#### INPUT MATERIAL ####
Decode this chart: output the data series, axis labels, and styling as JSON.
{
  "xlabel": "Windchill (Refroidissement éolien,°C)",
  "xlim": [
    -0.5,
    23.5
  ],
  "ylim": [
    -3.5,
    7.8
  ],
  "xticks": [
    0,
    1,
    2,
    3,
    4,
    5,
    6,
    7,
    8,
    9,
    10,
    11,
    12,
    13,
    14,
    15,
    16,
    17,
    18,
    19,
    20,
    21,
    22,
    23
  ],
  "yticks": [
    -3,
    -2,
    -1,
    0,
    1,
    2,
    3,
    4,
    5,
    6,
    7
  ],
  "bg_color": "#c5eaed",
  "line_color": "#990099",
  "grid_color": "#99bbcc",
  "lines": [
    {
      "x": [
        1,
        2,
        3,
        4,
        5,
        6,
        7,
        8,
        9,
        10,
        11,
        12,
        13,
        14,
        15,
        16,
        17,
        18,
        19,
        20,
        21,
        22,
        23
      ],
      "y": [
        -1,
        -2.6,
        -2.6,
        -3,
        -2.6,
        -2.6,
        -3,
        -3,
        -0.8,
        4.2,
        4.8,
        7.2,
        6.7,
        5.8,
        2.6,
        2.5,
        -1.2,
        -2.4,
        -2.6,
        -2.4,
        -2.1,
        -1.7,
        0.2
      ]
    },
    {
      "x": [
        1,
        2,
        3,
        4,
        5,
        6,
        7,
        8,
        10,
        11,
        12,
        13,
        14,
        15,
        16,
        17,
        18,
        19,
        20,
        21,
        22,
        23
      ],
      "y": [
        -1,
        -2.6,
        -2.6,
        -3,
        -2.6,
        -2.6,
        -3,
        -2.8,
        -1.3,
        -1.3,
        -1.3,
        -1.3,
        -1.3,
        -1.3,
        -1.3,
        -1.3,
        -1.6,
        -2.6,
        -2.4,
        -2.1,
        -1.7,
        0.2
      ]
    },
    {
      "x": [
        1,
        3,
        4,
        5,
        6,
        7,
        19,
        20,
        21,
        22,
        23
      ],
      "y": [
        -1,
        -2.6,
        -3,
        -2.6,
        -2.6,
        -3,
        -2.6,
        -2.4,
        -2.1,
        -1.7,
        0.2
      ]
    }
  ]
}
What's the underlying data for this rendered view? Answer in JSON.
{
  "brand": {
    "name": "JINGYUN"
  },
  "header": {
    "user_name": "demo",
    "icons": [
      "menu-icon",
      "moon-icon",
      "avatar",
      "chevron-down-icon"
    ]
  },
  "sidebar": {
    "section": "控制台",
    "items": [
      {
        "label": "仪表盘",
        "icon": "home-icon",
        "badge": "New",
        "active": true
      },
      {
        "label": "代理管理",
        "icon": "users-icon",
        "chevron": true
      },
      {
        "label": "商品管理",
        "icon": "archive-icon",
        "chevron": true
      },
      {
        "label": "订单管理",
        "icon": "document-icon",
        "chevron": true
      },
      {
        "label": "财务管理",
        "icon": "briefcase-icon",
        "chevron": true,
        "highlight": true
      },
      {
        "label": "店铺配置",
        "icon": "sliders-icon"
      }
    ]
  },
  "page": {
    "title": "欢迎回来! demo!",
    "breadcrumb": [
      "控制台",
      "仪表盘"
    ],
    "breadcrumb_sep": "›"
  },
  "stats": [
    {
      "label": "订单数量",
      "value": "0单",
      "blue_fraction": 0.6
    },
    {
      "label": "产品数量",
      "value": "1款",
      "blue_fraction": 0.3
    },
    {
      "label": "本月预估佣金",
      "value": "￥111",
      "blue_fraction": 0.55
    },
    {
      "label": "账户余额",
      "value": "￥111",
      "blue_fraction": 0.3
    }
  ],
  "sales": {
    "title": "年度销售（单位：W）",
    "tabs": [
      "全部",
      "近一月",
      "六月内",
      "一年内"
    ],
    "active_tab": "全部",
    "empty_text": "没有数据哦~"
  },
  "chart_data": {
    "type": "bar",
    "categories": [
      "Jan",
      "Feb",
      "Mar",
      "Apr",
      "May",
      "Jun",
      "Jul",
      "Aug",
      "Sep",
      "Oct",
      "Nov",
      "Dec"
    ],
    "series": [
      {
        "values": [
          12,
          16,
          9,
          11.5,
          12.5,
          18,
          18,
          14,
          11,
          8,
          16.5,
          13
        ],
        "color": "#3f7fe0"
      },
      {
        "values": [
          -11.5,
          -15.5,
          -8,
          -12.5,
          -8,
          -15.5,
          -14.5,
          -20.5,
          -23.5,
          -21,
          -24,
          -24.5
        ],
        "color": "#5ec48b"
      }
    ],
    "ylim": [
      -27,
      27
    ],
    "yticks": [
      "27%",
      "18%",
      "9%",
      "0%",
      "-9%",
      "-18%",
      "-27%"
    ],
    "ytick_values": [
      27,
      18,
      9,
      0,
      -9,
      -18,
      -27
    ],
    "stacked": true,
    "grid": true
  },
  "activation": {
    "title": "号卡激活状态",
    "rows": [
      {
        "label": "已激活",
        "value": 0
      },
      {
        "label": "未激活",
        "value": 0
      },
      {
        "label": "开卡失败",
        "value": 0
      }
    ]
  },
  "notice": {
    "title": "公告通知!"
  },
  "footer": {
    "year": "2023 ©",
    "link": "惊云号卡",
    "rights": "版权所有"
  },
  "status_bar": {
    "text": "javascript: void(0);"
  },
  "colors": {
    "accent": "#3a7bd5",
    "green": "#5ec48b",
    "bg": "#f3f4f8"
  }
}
####
▶ [WHAT IS EXPECTED]: Return every line containing "JSON".

▶ [OUTPUT]:
Decode this chart: output the data series, axis labels, and styling as JSON.
What's the underlying data for this rendered view? Answer in JSON.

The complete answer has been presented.